Records
--- Begin ---
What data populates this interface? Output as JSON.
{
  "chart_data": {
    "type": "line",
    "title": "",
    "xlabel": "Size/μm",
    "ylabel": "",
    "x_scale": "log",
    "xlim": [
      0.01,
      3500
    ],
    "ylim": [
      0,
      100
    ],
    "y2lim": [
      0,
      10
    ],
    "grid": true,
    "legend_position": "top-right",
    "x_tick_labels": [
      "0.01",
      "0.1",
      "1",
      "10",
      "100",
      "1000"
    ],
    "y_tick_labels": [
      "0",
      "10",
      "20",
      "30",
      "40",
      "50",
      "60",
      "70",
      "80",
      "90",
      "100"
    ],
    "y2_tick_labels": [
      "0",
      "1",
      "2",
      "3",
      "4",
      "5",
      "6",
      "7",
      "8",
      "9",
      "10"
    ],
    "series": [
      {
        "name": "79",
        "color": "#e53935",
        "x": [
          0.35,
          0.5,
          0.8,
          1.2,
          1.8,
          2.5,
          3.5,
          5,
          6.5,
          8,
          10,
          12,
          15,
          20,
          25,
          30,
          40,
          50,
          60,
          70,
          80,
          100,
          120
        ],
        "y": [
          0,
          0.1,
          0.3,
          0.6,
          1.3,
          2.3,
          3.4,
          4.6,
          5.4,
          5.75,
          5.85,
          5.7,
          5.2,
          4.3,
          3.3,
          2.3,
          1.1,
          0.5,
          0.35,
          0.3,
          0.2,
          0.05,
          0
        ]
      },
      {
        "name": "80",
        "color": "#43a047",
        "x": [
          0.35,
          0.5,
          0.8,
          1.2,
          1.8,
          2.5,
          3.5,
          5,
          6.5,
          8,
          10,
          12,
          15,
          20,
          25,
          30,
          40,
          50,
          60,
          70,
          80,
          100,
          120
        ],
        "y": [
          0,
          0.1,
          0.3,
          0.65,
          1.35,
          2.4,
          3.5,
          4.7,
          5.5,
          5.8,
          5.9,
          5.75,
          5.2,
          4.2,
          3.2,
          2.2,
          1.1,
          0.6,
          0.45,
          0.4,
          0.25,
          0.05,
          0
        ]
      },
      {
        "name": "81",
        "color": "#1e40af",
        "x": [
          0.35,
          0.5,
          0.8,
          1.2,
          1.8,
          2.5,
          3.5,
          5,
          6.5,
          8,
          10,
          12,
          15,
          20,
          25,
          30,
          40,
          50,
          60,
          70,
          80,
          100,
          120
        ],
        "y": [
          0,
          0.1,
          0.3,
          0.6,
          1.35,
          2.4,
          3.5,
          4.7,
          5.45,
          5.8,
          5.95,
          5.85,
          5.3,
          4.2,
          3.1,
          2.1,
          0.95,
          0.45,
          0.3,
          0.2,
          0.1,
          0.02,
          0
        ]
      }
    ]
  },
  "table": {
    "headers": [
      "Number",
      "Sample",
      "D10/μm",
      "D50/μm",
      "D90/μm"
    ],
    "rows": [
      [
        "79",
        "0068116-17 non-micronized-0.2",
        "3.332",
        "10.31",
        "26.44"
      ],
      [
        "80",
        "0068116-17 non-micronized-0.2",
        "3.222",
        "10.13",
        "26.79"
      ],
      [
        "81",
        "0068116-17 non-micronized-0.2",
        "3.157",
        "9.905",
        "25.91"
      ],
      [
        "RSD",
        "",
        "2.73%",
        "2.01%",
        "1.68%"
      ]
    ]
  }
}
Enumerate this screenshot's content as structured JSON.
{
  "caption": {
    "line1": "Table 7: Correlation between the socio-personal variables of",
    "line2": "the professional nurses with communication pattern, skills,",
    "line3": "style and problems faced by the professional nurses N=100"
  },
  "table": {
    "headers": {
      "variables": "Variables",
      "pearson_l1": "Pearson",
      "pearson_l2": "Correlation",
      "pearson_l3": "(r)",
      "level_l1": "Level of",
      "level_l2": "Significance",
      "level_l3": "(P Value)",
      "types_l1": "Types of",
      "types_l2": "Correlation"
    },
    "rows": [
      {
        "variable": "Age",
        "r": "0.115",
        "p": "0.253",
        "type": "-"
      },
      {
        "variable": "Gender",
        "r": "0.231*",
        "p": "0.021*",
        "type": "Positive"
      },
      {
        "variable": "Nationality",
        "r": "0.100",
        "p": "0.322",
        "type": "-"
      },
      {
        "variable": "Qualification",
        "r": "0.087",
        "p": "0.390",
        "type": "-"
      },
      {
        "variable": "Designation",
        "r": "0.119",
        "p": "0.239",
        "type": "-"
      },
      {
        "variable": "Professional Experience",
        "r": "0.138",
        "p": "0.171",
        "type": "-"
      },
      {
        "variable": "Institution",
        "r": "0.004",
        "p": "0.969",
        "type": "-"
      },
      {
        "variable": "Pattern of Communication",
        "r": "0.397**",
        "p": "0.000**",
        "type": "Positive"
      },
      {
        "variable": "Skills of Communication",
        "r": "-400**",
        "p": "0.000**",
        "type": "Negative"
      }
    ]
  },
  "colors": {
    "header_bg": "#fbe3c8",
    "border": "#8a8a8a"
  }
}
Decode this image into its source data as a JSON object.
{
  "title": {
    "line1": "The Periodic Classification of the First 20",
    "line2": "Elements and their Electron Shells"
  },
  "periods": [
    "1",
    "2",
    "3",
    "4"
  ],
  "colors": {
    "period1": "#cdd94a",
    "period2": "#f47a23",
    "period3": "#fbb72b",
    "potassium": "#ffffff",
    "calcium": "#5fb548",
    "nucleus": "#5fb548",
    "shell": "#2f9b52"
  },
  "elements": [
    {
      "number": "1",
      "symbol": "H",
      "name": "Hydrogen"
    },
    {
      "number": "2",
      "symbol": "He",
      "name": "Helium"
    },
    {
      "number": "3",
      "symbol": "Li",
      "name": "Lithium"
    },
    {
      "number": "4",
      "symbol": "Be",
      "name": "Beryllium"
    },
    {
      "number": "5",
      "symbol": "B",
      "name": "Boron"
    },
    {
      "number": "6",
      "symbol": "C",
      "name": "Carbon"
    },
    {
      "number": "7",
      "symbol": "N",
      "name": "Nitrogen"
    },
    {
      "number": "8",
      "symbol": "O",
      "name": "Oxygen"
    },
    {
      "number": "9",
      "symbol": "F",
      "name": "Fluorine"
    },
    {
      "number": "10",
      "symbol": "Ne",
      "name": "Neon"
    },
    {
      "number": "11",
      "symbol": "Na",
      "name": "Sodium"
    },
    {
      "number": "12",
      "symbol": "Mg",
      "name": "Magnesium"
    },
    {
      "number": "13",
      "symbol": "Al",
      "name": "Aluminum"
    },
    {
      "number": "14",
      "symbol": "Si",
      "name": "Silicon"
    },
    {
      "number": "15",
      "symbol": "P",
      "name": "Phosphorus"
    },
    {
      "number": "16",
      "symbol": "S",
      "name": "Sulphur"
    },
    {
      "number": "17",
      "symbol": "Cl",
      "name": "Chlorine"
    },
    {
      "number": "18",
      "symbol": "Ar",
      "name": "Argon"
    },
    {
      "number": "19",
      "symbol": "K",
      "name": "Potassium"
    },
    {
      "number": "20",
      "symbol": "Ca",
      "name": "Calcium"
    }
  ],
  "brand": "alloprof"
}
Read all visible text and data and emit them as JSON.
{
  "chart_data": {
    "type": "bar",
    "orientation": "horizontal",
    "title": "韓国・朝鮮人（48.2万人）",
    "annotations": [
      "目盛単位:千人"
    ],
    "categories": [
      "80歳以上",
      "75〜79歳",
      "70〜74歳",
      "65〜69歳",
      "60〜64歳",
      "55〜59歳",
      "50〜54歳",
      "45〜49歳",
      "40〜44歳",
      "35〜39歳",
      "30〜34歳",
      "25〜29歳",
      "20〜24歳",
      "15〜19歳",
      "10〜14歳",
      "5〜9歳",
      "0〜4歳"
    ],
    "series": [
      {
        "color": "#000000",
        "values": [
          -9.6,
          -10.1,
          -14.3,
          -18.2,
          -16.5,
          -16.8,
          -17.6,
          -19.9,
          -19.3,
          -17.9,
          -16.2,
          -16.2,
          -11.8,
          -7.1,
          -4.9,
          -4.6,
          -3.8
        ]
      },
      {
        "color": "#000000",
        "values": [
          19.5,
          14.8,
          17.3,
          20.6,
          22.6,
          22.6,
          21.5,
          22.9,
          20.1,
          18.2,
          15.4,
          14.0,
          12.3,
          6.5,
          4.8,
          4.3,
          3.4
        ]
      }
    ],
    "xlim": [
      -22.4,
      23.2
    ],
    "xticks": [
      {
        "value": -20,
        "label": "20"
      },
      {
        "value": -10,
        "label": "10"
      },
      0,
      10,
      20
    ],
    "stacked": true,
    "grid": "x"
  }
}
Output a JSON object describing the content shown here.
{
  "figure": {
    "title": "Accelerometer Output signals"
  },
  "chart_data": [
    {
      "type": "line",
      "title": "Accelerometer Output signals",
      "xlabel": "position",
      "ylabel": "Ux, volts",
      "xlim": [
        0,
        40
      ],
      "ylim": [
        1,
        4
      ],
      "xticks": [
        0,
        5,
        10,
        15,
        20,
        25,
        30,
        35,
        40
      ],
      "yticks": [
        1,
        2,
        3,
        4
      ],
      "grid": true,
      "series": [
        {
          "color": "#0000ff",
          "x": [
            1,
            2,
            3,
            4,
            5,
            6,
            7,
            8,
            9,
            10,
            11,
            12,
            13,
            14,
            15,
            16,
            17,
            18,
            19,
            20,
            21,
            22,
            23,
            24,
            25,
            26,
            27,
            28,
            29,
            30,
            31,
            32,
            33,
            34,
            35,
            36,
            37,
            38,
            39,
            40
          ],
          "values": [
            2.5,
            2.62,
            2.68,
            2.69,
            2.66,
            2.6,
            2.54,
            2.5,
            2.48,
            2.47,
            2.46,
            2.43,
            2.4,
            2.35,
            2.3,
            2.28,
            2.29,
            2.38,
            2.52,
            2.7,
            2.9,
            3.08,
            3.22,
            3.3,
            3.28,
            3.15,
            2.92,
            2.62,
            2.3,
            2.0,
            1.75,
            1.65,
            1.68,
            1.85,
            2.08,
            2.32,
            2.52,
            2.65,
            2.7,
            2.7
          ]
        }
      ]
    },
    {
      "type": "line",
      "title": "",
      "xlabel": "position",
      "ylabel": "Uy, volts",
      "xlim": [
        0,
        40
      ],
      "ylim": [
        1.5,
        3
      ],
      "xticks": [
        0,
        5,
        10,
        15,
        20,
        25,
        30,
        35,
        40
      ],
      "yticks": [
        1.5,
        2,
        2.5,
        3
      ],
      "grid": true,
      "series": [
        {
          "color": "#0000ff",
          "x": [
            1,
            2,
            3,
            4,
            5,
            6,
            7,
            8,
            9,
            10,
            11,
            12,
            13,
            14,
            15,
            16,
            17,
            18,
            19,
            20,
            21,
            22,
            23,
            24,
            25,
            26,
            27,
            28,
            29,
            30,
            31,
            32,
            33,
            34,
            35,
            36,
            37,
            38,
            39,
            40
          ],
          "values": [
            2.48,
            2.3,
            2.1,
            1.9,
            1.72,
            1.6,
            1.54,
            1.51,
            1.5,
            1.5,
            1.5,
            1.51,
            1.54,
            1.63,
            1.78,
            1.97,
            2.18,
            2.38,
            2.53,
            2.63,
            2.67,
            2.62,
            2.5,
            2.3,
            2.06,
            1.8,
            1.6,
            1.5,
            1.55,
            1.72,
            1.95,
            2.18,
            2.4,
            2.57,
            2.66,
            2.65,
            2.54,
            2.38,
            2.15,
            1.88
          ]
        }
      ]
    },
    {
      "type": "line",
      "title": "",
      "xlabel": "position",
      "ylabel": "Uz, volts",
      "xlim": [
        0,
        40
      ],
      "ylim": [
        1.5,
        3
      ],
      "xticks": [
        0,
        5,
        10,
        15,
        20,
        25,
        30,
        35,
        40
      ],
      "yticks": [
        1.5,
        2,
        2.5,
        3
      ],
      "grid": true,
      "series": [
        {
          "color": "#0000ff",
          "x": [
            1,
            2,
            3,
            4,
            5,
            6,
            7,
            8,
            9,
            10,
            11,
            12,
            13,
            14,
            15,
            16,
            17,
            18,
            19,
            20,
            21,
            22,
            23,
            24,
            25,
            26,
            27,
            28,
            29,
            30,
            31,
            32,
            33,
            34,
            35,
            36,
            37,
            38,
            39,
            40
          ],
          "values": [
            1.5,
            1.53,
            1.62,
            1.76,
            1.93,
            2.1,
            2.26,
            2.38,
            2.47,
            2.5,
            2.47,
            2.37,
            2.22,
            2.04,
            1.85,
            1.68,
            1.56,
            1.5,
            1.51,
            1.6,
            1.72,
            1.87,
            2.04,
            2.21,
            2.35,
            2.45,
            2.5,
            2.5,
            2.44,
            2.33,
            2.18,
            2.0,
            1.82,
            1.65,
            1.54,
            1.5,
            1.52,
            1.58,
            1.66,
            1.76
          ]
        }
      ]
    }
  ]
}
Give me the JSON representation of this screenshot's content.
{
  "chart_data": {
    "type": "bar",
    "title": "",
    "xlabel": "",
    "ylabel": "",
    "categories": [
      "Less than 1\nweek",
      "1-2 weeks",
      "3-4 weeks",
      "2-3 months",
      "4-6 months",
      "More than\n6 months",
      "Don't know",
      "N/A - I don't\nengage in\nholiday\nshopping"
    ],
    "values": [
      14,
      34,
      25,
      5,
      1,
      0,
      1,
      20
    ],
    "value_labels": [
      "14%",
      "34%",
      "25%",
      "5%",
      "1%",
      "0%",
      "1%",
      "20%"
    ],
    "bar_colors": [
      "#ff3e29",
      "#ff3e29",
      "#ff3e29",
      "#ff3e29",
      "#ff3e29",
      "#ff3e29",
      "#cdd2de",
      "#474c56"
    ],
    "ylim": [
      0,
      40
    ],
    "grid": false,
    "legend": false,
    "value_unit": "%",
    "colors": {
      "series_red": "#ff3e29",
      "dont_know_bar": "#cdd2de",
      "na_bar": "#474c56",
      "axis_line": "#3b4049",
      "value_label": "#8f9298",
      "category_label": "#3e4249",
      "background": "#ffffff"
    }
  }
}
--- End ---
▸ **Task to carry out**: Scan the lines for the string "volts". Pick out every line that has it.

▸ **Solution for this task**:
      "ylabel": "Ux, volts",
      "ylabel": "Uy, volts",
      "ylabel": "Uz, volts",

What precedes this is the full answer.